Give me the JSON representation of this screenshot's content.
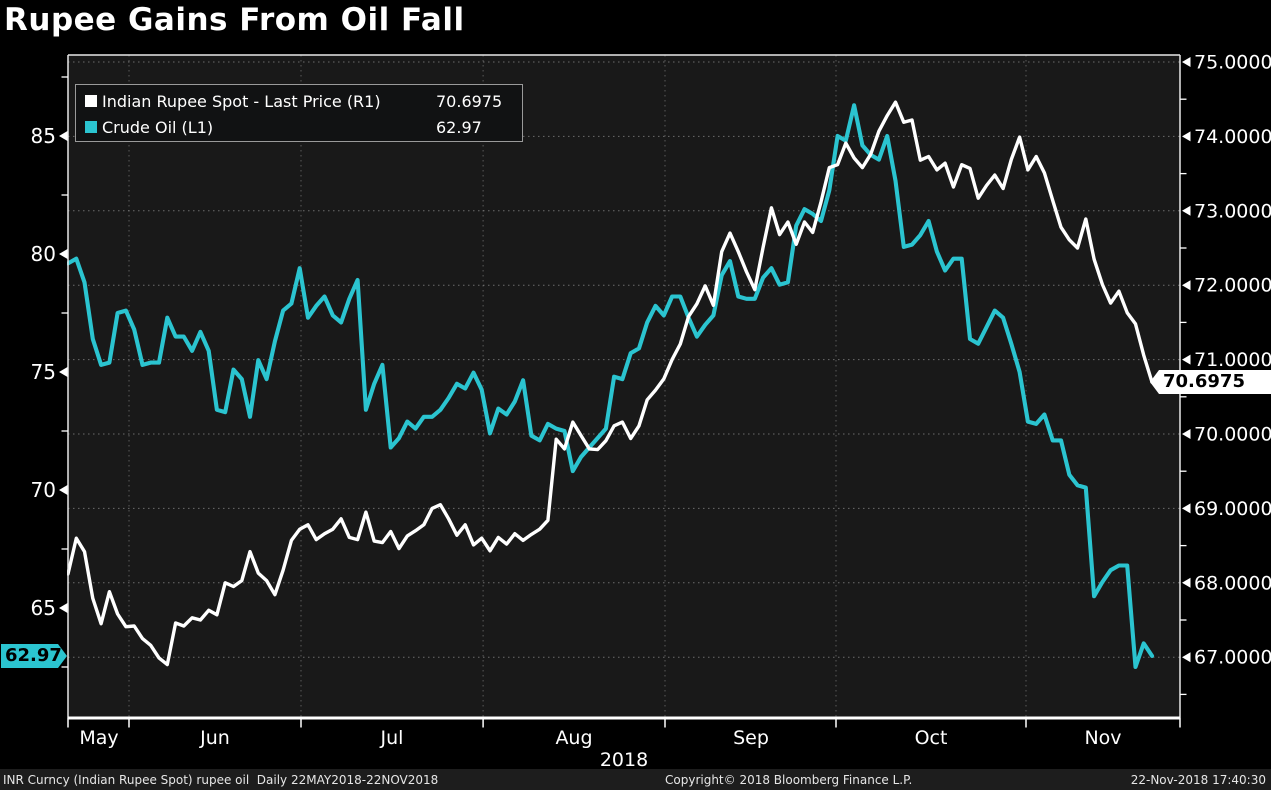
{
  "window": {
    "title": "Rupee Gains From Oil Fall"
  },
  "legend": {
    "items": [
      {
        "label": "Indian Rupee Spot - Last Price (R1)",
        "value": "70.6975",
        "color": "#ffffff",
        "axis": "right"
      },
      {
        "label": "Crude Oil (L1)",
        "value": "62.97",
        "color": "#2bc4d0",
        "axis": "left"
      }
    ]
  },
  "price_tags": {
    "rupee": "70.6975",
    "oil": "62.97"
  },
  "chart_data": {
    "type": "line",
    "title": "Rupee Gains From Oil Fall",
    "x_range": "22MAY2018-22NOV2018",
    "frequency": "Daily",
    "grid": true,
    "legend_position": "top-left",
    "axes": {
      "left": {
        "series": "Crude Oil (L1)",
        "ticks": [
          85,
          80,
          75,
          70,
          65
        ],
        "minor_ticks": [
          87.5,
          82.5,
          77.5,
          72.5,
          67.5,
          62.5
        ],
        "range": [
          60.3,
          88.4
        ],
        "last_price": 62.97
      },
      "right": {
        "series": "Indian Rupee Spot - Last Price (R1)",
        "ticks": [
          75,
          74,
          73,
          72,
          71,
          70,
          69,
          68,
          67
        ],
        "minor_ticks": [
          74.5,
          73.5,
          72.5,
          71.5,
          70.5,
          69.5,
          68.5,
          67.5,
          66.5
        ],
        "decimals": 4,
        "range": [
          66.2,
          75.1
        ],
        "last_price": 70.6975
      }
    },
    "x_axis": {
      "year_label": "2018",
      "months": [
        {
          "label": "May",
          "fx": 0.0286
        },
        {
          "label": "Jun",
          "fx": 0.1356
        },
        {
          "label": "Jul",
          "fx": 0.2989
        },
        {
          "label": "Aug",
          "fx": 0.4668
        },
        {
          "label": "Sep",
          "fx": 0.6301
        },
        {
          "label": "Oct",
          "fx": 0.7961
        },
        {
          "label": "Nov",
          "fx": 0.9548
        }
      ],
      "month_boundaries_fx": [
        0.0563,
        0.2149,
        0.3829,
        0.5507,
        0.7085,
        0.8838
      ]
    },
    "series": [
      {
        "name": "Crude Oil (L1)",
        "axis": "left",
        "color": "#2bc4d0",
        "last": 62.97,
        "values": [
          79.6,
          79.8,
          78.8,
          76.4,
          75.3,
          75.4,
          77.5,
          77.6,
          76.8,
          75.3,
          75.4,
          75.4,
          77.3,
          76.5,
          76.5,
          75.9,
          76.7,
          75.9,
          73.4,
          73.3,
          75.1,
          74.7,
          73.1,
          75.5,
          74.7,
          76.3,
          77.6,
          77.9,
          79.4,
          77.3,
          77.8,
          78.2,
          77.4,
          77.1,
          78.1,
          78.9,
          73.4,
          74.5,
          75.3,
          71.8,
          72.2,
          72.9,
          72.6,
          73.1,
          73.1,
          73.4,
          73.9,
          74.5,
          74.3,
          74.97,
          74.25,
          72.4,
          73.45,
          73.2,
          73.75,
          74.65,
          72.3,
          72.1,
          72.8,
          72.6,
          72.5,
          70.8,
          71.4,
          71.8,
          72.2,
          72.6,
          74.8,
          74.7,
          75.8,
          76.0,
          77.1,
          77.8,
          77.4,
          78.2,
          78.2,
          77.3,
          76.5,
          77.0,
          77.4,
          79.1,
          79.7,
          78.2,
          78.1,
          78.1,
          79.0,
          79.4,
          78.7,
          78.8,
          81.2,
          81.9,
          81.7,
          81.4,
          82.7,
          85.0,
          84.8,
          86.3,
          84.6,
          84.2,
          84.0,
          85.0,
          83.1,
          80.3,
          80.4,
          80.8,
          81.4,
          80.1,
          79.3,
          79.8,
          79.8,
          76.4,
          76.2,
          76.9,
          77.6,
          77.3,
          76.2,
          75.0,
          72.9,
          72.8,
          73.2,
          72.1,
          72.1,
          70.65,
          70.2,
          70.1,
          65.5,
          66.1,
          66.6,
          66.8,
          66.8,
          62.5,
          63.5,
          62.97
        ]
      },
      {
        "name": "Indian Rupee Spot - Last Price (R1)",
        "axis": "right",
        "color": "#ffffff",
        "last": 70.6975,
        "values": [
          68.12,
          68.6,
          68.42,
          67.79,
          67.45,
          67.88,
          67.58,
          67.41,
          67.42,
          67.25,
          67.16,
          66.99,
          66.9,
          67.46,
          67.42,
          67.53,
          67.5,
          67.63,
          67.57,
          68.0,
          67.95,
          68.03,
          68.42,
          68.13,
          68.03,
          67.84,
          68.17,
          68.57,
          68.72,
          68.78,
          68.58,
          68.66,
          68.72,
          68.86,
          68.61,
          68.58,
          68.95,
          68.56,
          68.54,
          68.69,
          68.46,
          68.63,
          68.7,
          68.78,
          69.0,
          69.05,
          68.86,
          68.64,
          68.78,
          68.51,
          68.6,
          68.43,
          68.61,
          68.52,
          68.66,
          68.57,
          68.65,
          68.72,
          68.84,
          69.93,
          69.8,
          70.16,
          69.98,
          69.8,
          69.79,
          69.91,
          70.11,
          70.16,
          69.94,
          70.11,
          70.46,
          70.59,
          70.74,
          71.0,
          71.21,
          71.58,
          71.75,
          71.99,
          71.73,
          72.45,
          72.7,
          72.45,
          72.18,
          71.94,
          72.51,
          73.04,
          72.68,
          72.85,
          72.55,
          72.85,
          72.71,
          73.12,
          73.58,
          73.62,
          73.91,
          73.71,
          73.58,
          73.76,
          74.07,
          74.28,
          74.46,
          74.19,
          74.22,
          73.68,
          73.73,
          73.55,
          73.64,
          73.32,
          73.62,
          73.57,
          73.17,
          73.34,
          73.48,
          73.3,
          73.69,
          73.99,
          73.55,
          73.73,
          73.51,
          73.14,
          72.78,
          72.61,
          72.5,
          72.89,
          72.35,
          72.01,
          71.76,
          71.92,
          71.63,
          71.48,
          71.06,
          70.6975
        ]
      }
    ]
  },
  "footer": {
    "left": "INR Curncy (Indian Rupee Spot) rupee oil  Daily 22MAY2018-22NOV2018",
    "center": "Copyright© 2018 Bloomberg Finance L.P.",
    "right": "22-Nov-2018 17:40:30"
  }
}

* * *

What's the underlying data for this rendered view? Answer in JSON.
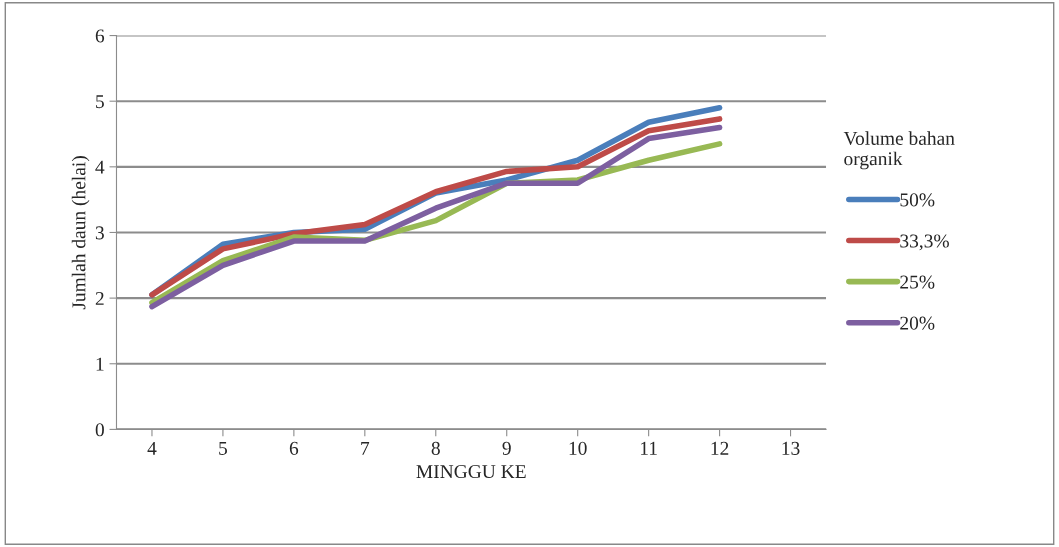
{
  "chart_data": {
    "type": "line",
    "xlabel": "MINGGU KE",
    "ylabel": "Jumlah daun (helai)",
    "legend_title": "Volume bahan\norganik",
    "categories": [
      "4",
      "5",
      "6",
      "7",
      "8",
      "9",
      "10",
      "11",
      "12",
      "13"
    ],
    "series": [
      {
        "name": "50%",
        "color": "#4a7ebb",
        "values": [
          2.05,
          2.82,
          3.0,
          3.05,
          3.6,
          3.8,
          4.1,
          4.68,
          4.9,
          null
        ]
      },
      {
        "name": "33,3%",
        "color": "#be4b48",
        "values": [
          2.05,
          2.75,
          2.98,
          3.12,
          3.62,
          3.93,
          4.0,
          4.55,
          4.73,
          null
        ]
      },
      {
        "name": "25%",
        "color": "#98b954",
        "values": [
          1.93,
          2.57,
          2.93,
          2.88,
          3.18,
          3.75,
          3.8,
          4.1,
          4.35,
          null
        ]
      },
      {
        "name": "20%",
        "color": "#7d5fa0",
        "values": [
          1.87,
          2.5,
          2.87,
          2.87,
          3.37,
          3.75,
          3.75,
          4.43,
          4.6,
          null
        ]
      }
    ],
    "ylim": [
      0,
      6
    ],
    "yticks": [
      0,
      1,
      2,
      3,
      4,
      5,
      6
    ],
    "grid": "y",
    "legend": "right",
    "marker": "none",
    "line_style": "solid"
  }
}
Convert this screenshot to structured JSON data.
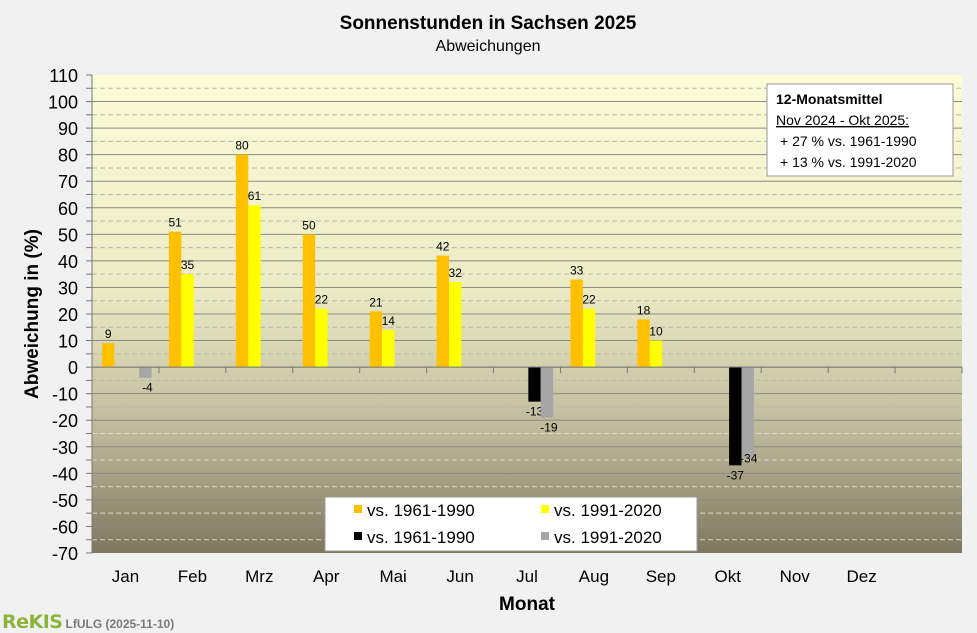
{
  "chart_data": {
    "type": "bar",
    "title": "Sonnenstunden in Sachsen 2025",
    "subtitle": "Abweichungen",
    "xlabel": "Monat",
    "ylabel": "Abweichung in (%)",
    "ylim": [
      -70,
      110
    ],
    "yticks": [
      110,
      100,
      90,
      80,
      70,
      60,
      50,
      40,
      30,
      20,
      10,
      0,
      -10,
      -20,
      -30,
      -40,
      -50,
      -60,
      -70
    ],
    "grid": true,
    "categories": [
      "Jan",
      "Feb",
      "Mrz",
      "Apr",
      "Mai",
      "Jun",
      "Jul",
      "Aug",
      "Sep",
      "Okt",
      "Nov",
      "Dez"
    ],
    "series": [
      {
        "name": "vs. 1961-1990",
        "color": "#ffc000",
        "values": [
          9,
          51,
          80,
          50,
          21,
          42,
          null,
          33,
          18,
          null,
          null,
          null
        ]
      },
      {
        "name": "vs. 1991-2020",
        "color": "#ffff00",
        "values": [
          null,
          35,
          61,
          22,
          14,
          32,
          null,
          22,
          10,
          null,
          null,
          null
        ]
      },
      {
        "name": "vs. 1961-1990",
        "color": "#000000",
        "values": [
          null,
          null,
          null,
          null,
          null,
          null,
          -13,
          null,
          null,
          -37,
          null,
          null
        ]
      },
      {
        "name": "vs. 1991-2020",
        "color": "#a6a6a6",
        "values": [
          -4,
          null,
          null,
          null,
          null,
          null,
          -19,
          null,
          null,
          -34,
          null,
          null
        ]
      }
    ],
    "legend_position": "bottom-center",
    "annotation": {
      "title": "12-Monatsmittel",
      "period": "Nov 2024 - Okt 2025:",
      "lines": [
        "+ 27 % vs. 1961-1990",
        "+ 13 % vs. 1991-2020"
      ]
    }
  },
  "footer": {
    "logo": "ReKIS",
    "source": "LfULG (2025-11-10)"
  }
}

Problem |
Write down the number of lines where the word "Spot" appears, and nothing further.

The completed task |
4